Exercise requirements: Every line below that includes "title" counts toward the total. Report that total alone.

(Items from a figure collection)
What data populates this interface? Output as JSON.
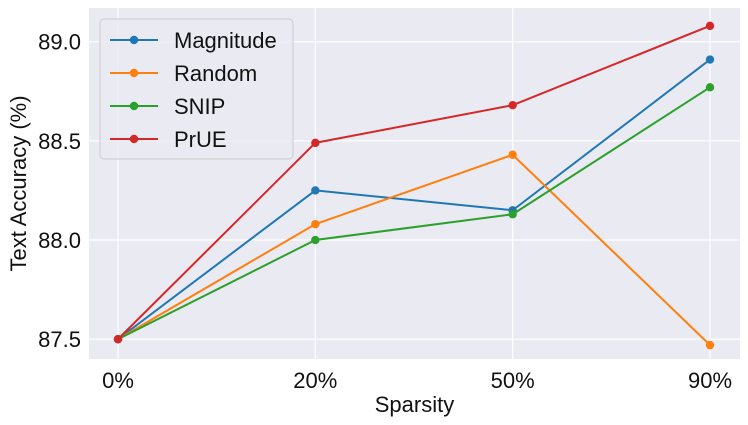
{
  "chart_data": {
    "type": "line",
    "title": "",
    "xlabel": "Sparsity",
    "ylabel": "Text Accuracy (%)",
    "categories": [
      "0%",
      "20%",
      "50%",
      "90%"
    ],
    "ylim": [
      87.4,
      89.17
    ],
    "yticks": [
      87.5,
      88.0,
      88.5,
      89.0
    ],
    "ytick_labels": [
      "87.5",
      "88.0",
      "88.5",
      "89.0"
    ],
    "grid": true,
    "legend_position": "top-left",
    "series": [
      {
        "name": "Magnitude",
        "color": "#1f77b4",
        "values": [
          87.5,
          88.25,
          88.15,
          88.91
        ]
      },
      {
        "name": "Random",
        "color": "#ff7f0e",
        "values": [
          87.5,
          88.08,
          88.43,
          87.47
        ]
      },
      {
        "name": "SNIP",
        "color": "#2ca02c",
        "values": [
          87.5,
          88.0,
          88.13,
          88.77
        ]
      },
      {
        "name": "PrUE",
        "color": "#d62728",
        "values": [
          87.5,
          88.49,
          88.68,
          89.08
        ]
      }
    ],
    "background": "#eaeaf2"
  }
}
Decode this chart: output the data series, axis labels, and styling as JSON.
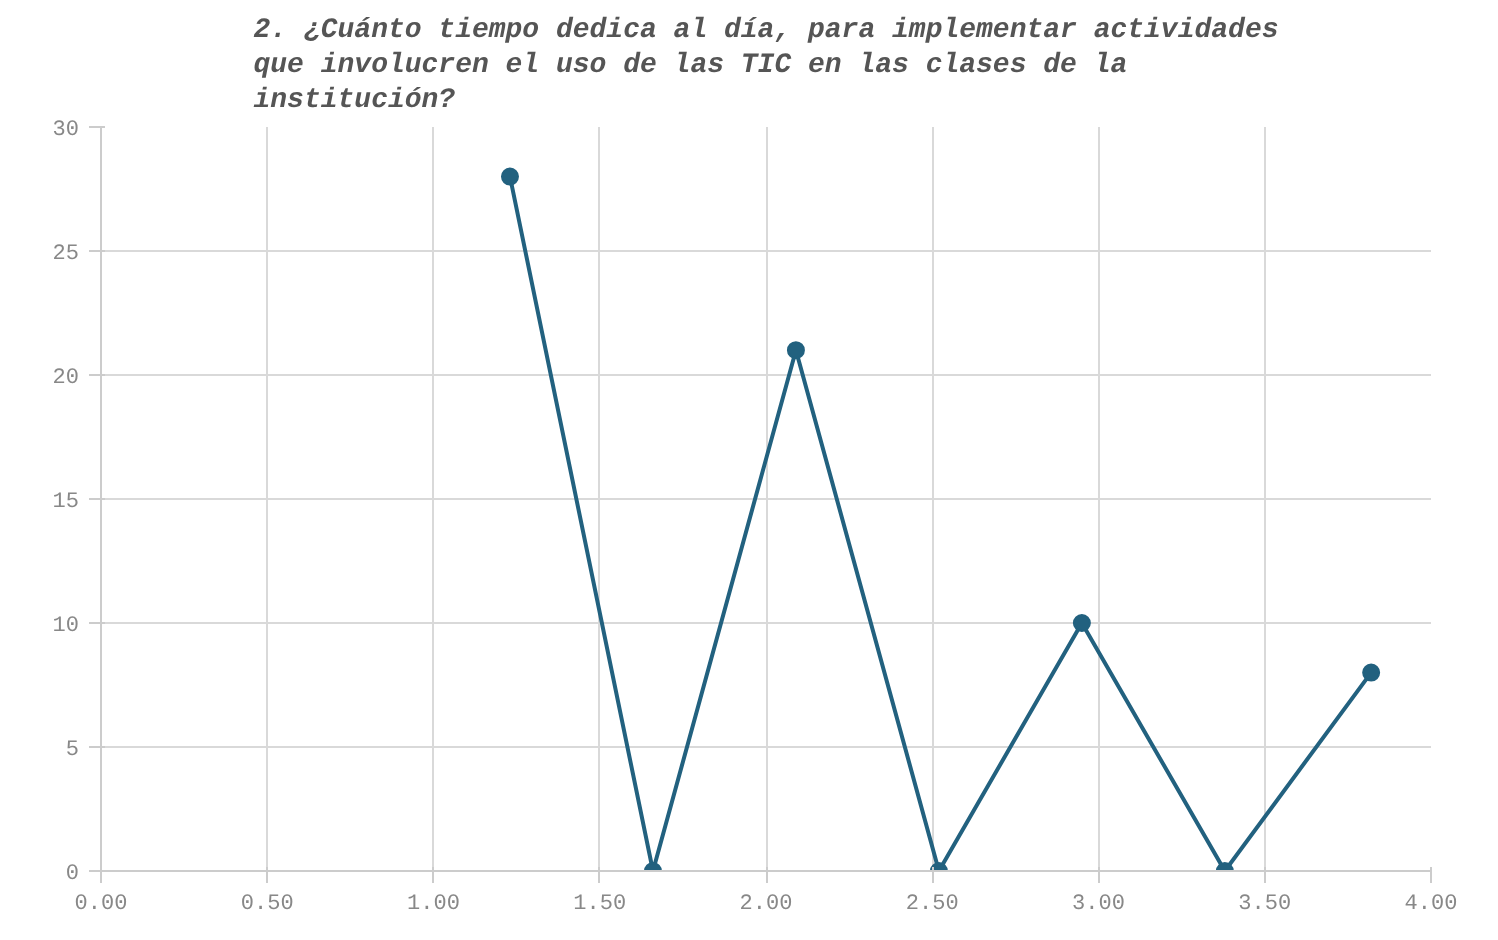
{
  "chart_data": {
    "type": "line",
    "title": "2. ¿Cuánto tiempo dedica al día, para implementar actividades que involucren el uso de las TIC en las clases de la institución?",
    "x": [
      1.23,
      1.66,
      2.09,
      2.52,
      2.95,
      3.38,
      3.82
    ],
    "series": [
      {
        "color": "#22617f",
        "values": [
          28,
          0,
          21,
          0,
          10,
          0,
          8
        ]
      }
    ],
    "xlim": [
      0,
      4
    ],
    "xticks": [
      {
        "value": 0,
        "label": "0.00"
      },
      {
        "value": 0.5,
        "label": "0.50"
      },
      {
        "value": 1,
        "label": "1.00"
      },
      {
        "value": 1.5,
        "label": "1.50"
      },
      {
        "value": 2,
        "label": "2.00"
      },
      {
        "value": 2.5,
        "label": "2.50"
      },
      {
        "value": 3,
        "label": "3.00"
      },
      {
        "value": 3.5,
        "label": "3.50"
      },
      {
        "value": 4,
        "label": "4.00"
      }
    ],
    "ylim": [
      0,
      30
    ],
    "yticks": [
      0,
      5,
      10,
      15,
      20,
      25,
      30
    ],
    "grid": true,
    "marker": "circle",
    "line_style": "solid"
  }
}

Solved problem: 2